• [Work to do]
Copy each line below in which the word "right" occurs.

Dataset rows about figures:

start

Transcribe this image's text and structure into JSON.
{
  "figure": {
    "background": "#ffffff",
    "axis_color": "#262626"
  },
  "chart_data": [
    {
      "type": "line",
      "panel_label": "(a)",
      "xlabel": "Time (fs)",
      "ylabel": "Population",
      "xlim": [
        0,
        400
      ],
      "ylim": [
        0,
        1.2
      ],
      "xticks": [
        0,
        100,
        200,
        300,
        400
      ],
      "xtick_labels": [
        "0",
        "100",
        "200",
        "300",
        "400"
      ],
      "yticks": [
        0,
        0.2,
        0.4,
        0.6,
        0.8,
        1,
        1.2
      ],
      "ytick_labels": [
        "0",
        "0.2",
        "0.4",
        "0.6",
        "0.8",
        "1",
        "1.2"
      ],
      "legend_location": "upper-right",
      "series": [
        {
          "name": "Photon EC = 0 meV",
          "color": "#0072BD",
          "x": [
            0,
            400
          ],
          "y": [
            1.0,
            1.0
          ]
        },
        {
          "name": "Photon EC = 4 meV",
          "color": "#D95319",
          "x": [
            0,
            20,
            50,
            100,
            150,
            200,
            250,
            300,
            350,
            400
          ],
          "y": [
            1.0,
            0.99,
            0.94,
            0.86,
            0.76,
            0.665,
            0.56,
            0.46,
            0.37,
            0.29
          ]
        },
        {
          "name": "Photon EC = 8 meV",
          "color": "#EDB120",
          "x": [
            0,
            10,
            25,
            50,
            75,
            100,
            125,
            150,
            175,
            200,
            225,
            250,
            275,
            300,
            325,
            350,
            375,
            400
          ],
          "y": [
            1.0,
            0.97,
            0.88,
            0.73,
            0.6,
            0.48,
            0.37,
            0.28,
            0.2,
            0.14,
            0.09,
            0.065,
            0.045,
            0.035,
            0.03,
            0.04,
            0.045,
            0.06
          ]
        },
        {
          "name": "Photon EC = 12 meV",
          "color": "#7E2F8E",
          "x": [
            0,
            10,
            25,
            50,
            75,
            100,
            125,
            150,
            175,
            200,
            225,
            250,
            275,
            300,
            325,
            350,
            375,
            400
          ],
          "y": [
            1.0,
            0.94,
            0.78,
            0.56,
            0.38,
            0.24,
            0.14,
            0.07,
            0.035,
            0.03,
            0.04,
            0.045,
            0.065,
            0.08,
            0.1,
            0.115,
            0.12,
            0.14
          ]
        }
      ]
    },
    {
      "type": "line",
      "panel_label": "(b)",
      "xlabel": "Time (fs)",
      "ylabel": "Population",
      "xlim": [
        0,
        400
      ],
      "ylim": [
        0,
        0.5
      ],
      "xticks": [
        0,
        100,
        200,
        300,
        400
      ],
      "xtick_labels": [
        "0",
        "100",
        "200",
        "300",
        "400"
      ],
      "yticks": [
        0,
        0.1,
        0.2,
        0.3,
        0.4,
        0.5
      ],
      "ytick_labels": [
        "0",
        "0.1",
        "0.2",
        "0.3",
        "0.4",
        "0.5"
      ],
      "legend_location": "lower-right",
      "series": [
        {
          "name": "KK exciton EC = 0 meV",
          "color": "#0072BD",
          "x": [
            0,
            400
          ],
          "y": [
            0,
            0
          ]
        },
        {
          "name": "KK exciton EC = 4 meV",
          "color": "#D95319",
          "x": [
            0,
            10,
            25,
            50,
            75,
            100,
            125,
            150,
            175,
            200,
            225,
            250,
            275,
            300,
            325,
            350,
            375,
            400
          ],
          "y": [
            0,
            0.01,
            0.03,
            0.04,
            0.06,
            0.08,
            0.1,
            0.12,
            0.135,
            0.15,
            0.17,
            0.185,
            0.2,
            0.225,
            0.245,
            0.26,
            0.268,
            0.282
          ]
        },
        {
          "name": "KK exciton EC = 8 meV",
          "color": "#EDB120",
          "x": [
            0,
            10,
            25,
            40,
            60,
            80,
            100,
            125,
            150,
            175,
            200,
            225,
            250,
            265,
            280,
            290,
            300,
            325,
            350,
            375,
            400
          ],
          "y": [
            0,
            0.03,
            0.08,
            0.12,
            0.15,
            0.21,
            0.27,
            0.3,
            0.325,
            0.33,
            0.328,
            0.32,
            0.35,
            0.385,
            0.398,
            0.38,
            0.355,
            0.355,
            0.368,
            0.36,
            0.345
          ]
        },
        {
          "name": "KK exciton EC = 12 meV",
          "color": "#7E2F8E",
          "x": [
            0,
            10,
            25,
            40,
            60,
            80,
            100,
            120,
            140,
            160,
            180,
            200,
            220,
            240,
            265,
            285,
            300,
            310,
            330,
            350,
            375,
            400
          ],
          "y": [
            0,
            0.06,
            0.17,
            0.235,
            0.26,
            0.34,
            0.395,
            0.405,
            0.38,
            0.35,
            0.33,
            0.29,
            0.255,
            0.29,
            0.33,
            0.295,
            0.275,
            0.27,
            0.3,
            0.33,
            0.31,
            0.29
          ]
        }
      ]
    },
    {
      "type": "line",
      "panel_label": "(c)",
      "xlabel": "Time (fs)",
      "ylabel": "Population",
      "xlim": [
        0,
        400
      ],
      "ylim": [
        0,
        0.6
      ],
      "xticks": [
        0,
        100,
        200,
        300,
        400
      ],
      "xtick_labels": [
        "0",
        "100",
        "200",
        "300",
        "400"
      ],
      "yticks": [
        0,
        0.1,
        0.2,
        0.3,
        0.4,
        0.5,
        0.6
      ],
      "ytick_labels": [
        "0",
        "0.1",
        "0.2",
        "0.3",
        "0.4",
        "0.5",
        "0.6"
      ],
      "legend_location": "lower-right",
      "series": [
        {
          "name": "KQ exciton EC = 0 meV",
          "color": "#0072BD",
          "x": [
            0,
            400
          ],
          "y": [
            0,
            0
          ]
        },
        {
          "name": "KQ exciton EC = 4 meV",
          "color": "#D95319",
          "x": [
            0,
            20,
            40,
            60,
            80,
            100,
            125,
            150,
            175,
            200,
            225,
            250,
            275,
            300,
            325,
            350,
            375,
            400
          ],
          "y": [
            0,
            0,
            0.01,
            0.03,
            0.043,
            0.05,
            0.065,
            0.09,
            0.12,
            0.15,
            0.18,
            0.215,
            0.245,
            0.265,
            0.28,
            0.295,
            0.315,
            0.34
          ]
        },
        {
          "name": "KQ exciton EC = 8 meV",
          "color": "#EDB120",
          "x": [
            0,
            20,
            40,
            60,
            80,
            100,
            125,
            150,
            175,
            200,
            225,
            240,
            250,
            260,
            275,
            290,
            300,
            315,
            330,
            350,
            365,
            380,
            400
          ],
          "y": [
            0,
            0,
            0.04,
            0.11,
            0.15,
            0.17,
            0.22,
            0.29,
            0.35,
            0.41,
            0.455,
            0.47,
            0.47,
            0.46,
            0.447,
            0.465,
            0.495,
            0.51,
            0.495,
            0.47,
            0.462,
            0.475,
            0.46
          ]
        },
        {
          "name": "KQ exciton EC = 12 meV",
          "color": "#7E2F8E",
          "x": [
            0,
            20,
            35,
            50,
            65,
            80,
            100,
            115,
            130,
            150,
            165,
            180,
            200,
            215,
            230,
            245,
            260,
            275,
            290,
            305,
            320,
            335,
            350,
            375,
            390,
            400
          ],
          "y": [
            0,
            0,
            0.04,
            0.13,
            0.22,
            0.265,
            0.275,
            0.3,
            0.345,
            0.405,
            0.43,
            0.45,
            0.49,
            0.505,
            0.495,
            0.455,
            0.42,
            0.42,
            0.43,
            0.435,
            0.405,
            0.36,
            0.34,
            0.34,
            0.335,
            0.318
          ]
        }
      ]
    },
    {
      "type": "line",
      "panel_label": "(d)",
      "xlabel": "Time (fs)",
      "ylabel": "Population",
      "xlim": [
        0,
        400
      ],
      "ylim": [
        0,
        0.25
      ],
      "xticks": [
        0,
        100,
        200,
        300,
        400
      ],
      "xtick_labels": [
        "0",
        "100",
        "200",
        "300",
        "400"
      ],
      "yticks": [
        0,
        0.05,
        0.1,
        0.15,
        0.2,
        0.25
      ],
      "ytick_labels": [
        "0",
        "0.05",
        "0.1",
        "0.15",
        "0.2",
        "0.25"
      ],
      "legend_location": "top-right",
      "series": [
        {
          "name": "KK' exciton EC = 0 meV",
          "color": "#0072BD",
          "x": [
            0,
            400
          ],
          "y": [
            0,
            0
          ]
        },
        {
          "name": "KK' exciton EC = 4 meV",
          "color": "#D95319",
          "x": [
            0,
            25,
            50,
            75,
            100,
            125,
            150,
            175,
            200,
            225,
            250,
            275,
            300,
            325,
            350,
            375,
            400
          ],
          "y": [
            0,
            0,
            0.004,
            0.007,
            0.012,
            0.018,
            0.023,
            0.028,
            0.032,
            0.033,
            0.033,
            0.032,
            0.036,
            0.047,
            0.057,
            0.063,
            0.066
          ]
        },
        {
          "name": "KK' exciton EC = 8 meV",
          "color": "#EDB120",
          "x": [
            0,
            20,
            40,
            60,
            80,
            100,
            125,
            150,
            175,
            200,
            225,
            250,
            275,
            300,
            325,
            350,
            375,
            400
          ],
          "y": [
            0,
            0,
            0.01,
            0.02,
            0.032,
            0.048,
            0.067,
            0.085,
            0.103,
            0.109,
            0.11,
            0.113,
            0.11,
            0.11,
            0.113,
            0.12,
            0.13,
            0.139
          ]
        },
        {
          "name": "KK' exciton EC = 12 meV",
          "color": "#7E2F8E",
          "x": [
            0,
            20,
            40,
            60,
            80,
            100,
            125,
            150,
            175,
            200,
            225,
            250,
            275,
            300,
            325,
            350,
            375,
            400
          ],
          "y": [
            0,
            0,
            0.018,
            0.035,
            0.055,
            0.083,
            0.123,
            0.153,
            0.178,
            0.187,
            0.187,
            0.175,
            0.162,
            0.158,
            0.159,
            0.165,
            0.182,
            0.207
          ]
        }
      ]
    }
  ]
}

end

• [Exercise response]
      "legend_location": "upper-right",
      "legend_location": "lower-right",
      "legend_location": "lower-right",
      "legend_location": "top-right",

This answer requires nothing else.